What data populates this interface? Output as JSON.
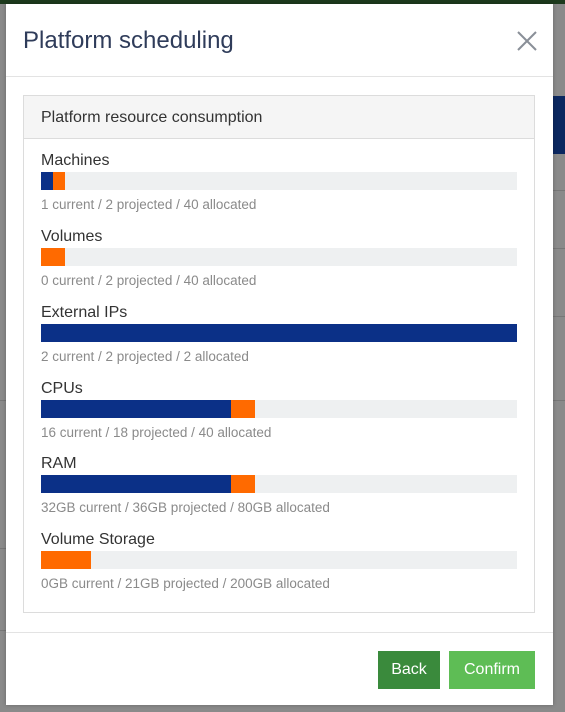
{
  "modal": {
    "title": "Platform scheduling",
    "close_icon": "close-icon"
  },
  "panel": {
    "title": "Platform resource consumption"
  },
  "colors": {
    "current": "#0b3087",
    "projected": "#ff6a00",
    "track": "#eef0f1",
    "back_button": "#3a8a3c",
    "confirm_button": "#5ebd55"
  },
  "resources": [
    {
      "label": "Machines",
      "current": 1,
      "projected": 2,
      "allocated": 40,
      "caption": "1 current / 2 projected / 40 allocated"
    },
    {
      "label": "Volumes",
      "current": 0,
      "projected": 2,
      "allocated": 40,
      "caption": "0 current / 2 projected / 40 allocated"
    },
    {
      "label": "External IPs",
      "current": 2,
      "projected": 2,
      "allocated": 2,
      "caption": "2 current / 2 projected / 2 allocated"
    },
    {
      "label": "CPUs",
      "current": 16,
      "projected": 18,
      "allocated": 40,
      "caption": "16 current / 18 projected / 40 allocated"
    },
    {
      "label": "RAM",
      "current": 32,
      "projected": 36,
      "allocated": 80,
      "caption": "32GB current / 36GB projected / 80GB allocated"
    },
    {
      "label": "Volume Storage",
      "current": 0,
      "projected": 21,
      "allocated": 200,
      "caption": "0GB current / 21GB projected / 200GB allocated"
    }
  ],
  "footer": {
    "back_label": "Back",
    "confirm_label": "Confirm"
  }
}
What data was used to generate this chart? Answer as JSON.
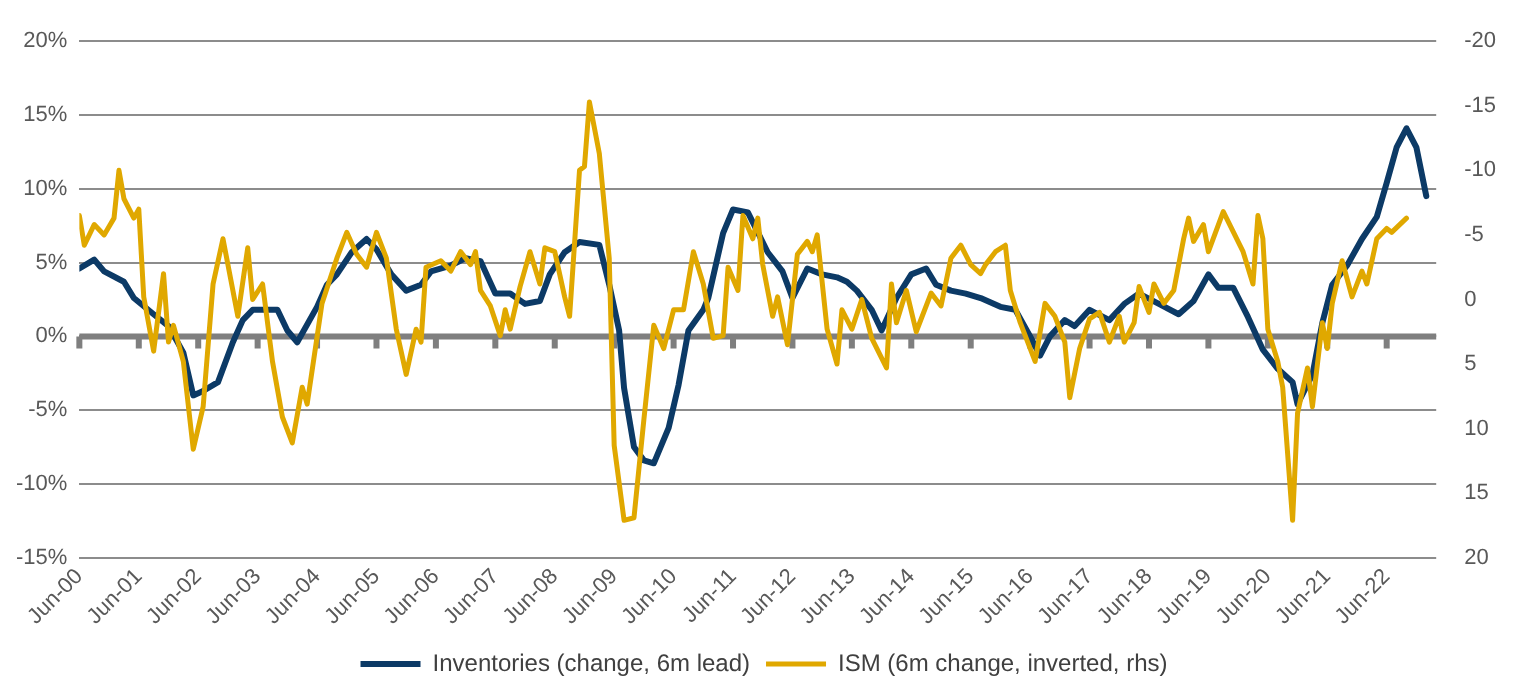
{
  "chart_data": {
    "type": "line",
    "legend": "bottom",
    "grid": "y",
    "marker": "none",
    "line_style": "solid",
    "xlim": [
      "2000-06",
      "2023-04"
    ],
    "xticks": [
      {
        "value": "2000-06",
        "label": "Jun-00"
      },
      {
        "value": "2001-06",
        "label": "Jun-01"
      },
      {
        "value": "2002-06",
        "label": "Jun-02"
      },
      {
        "value": "2003-06",
        "label": "Jun-03"
      },
      {
        "value": "2004-06",
        "label": "Jun-04"
      },
      {
        "value": "2005-06",
        "label": "Jun-05"
      },
      {
        "value": "2006-06",
        "label": "Jun-06"
      },
      {
        "value": "2007-06",
        "label": "Jun-07"
      },
      {
        "value": "2008-06",
        "label": "Jun-08"
      },
      {
        "value": "2009-06",
        "label": "Jun-09"
      },
      {
        "value": "2010-06",
        "label": "Jun-10"
      },
      {
        "value": "2011-06",
        "label": "Jun-11"
      },
      {
        "value": "2012-06",
        "label": "Jun-12"
      },
      {
        "value": "2013-06",
        "label": "Jun-13"
      },
      {
        "value": "2014-06",
        "label": "Jun-14"
      },
      {
        "value": "2015-06",
        "label": "Jun-15"
      },
      {
        "value": "2016-06",
        "label": "Jun-16"
      },
      {
        "value": "2017-06",
        "label": "Jun-17"
      },
      {
        "value": "2018-06",
        "label": "Jun-18"
      },
      {
        "value": "2019-06",
        "label": "Jun-19"
      },
      {
        "value": "2020-06",
        "label": "Jun-20"
      },
      {
        "value": "2021-06",
        "label": "Jun-21"
      },
      {
        "value": "2022-06",
        "label": "Jun-22"
      }
    ],
    "ylim": [
      -15,
      20
    ],
    "yticks": [
      {
        "value": -15,
        "label": "-15%"
      },
      {
        "value": -10,
        "label": "-10%"
      },
      {
        "value": -5,
        "label": "-5%"
      },
      {
        "value": 0,
        "label": "0%"
      },
      {
        "value": 5,
        "label": "5%"
      },
      {
        "value": 10,
        "label": "10%"
      },
      {
        "value": 15,
        "label": "15%"
      },
      {
        "value": 20,
        "label": "20%"
      }
    ],
    "y2lim": [
      20,
      -20
    ],
    "y2ticks": [
      -20,
      -15,
      -10,
      -5,
      0,
      5,
      10,
      15,
      20
    ],
    "ref_lines": [
      {
        "axis": "y",
        "value": 0,
        "color": "#7f7f7f"
      }
    ],
    "series": [
      {
        "name": "Inventories (change, 6m lead)",
        "color": "#0c3a66",
        "x": [
          "2000-06",
          "2000-09",
          "2000-11",
          "2001-03",
          "2001-05",
          "2001-09",
          "2001-12",
          "2002-03",
          "2002-05",
          "2002-07",
          "2002-10",
          "2003-01",
          "2003-03",
          "2003-05",
          "2003-08",
          "2003-10",
          "2003-12",
          "2004-02",
          "2004-06",
          "2004-08",
          "2004-10",
          "2005-01",
          "2005-04",
          "2005-06",
          "2005-09",
          "2005-12",
          "2006-03",
          "2006-05",
          "2006-09",
          "2006-12",
          "2007-03",
          "2007-06",
          "2007-09",
          "2007-12",
          "2008-03",
          "2008-05",
          "2008-08",
          "2008-11",
          "2009-03",
          "2009-05",
          "2009-07",
          "2009-08",
          "2009-10",
          "2009-12",
          "2010-02",
          "2010-05",
          "2010-07",
          "2010-09",
          "2010-12",
          "2011-01",
          "2011-04",
          "2011-06",
          "2011-09",
          "2012-01",
          "2012-04",
          "2012-06",
          "2012-09",
          "2012-12",
          "2013-03",
          "2013-05",
          "2013-07",
          "2013-10",
          "2013-12",
          "2014-03",
          "2014-06",
          "2014-09",
          "2014-11",
          "2015-02",
          "2015-05",
          "2015-08",
          "2015-12",
          "2016-03",
          "2016-06",
          "2016-08",
          "2016-10",
          "2017-01",
          "2017-03",
          "2017-06",
          "2017-10",
          "2018-01",
          "2018-04",
          "2018-08",
          "2018-12",
          "2019-03",
          "2019-06",
          "2019-08",
          "2019-11",
          "2020-02",
          "2020-05",
          "2020-08",
          "2020-11",
          "2020-12",
          "2021-03",
          "2021-05",
          "2021-07",
          "2021-10",
          "2022-01",
          "2022-04",
          "2022-06",
          "2022-08",
          "2022-10",
          "2022-12",
          "2023-02"
        ],
        "values": [
          4.6,
          5.2,
          4.4,
          3.7,
          2.6,
          1.5,
          0.7,
          -1.1,
          -4,
          -3.7,
          -3.1,
          -0.4,
          1.1,
          1.8,
          1.8,
          1.8,
          0.4,
          -0.4,
          2,
          3.5,
          4.2,
          5.7,
          6.6,
          5.9,
          4.2,
          3.1,
          3.5,
          4.4,
          4.8,
          5.3,
          5.1,
          2.9,
          2.9,
          2.2,
          2.4,
          4.2,
          5.7,
          6.4,
          6.2,
          3.5,
          0.4,
          -3.5,
          -7.5,
          -8.4,
          -8.6,
          -6.2,
          -3.3,
          0.4,
          1.8,
          2.6,
          7,
          8.6,
          8.4,
          5.7,
          4.4,
          2.6,
          4.6,
          4.2,
          4,
          3.7,
          3.1,
          1.8,
          0.4,
          2.6,
          4.2,
          4.6,
          3.5,
          3.1,
          2.9,
          2.6,
          2,
          1.8,
          0,
          -1.3,
          0,
          1.1,
          0.7,
          1.8,
          1.1,
          2.2,
          2.9,
          2.2,
          1.5,
          2.4,
          4.2,
          3.3,
          3.3,
          1.3,
          -0.9,
          -2.2,
          -3.1,
          -4.6,
          -2.6,
          0.9,
          3.5,
          4.8,
          6.6,
          8.1,
          10.4,
          12.8,
          14.1,
          12.8,
          9.5
        ]
      },
      {
        "name": "ISM (6m change, inverted, rhs)",
        "color": "#e0a800",
        "axis": "y2",
        "x": [
          "2000-06",
          "2000-07",
          "2000-09",
          "2000-11",
          "2001-01",
          "2001-02",
          "2001-03",
          "2001-05",
          "2001-06",
          "2001-07",
          "2001-09",
          "2001-11",
          "2001-12",
          "2002-01",
          "2002-03",
          "2002-05",
          "2002-07",
          "2002-09",
          "2002-11",
          "2003-02",
          "2003-04",
          "2003-05",
          "2003-07",
          "2003-09",
          "2003-11",
          "2004-01",
          "2004-03",
          "2004-04",
          "2004-07",
          "2004-10",
          "2004-12",
          "2005-02",
          "2005-04",
          "2005-06",
          "2005-08",
          "2005-10",
          "2005-12",
          "2006-02",
          "2006-03",
          "2006-04",
          "2006-07",
          "2006-09",
          "2006-11",
          "2007-01",
          "2007-02",
          "2007-03",
          "2007-05",
          "2007-07",
          "2007-08",
          "2007-09",
          "2007-11",
          "2008-01",
          "2008-03",
          "2008-04",
          "2008-06",
          "2008-08",
          "2008-09",
          "2008-11",
          "2008-12",
          "2009-01",
          "2009-03",
          "2009-05",
          "2009-06",
          "2009-08",
          "2009-10",
          "2009-12",
          "2010-02",
          "2010-04",
          "2010-06",
          "2010-08",
          "2010-10",
          "2010-12",
          "2011-02",
          "2011-04",
          "2011-05",
          "2011-07",
          "2011-08",
          "2011-10",
          "2011-11",
          "2011-12",
          "2012-02",
          "2012-03",
          "2012-05",
          "2012-07",
          "2012-09",
          "2012-10",
          "2012-11",
          "2013-01",
          "2013-03",
          "2013-04",
          "2013-06",
          "2013-08",
          "2013-10",
          "2014-01",
          "2014-02",
          "2014-03",
          "2014-05",
          "2014-07",
          "2014-10",
          "2014-12",
          "2015-02",
          "2015-04",
          "2015-06",
          "2015-08",
          "2015-09",
          "2015-11",
          "2016-01",
          "2016-02",
          "2016-04",
          "2016-07",
          "2016-09",
          "2016-11",
          "2017-01",
          "2017-02",
          "2017-04",
          "2017-06",
          "2017-08",
          "2017-10",
          "2017-12",
          "2018-01",
          "2018-03",
          "2018-04",
          "2018-06",
          "2018-07",
          "2018-09",
          "2018-11",
          "2019-01",
          "2019-02",
          "2019-03",
          "2019-05",
          "2019-06",
          "2019-09",
          "2020-01",
          "2020-03",
          "2020-04",
          "2020-05",
          "2020-06",
          "2020-08",
          "2020-09",
          "2020-11",
          "2020-12",
          "2021-02",
          "2021-03",
          "2021-05",
          "2021-06",
          "2021-07",
          "2021-09",
          "2021-11",
          "2022-01",
          "2022-02",
          "2022-04",
          "2022-06",
          "2022-07",
          "2022-10"
        ],
        "values": [
          -6.5,
          -4.2,
          -5.8,
          -5,
          -6.3,
          -10,
          -7.8,
          -6.3,
          -7,
          -0.2,
          4,
          -2,
          3.3,
          2,
          4.8,
          11.6,
          8.3,
          -1.2,
          -4.7,
          1.3,
          -4,
          0,
          -1.2,
          4.8,
          9.1,
          11.1,
          6.8,
          8.1,
          0.3,
          -3.2,
          -5.2,
          -3.5,
          -2.5,
          -5.2,
          -3.2,
          2.3,
          5.8,
          2.3,
          3.3,
          -2.5,
          -3,
          -2.2,
          -3.7,
          -2.7,
          -3.7,
          -0.7,
          0.5,
          2.8,
          0.8,
          2.3,
          -1,
          -3.7,
          -1.2,
          -4,
          -3.7,
          -0.2,
          1.3,
          -10,
          -10.3,
          -15.3,
          -11.3,
          -3.2,
          11.3,
          17.1,
          16.9,
          9.3,
          2,
          3.8,
          0.8,
          0.8,
          -3.7,
          -1.2,
          3,
          2.8,
          -2.5,
          -0.7,
          -6.5,
          -4.7,
          -6.3,
          -2.7,
          1.3,
          -0.2,
          3.5,
          -3.5,
          -4.5,
          -3.7,
          -5,
          2.3,
          5,
          0.8,
          2.3,
          0,
          3,
          5.3,
          -1.2,
          1.8,
          -0.7,
          2.5,
          -0.5,
          0.5,
          -3.2,
          -4.2,
          -2.7,
          -2,
          -2.7,
          -3.7,
          -4.2,
          -0.7,
          1.8,
          4.8,
          0.3,
          1.3,
          3.3,
          7.6,
          3.8,
          1.5,
          1,
          3.3,
          1.3,
          3.3,
          1.8,
          -1,
          1,
          -1.2,
          0.3,
          -0.7,
          -4.7,
          -6.3,
          -4.5,
          -5.8,
          -3.7,
          -6.8,
          -3.7,
          -1.2,
          -6.5,
          -4.7,
          2.3,
          4.8,
          6.8,
          17.1,
          8.8,
          5.3,
          8.3,
          1.8,
          3.8,
          0.3,
          -3,
          -0.2,
          -2.2,
          -1.2,
          -4.7,
          -5.5,
          -5.2,
          -6.3
        ]
      }
    ]
  }
}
++++++++
Exercise: Lines from the records above that hold "Platform" are the ones to list.

Exercise solution:
    "title": "Platform scheduling",
    "title": "Platform resource consumption"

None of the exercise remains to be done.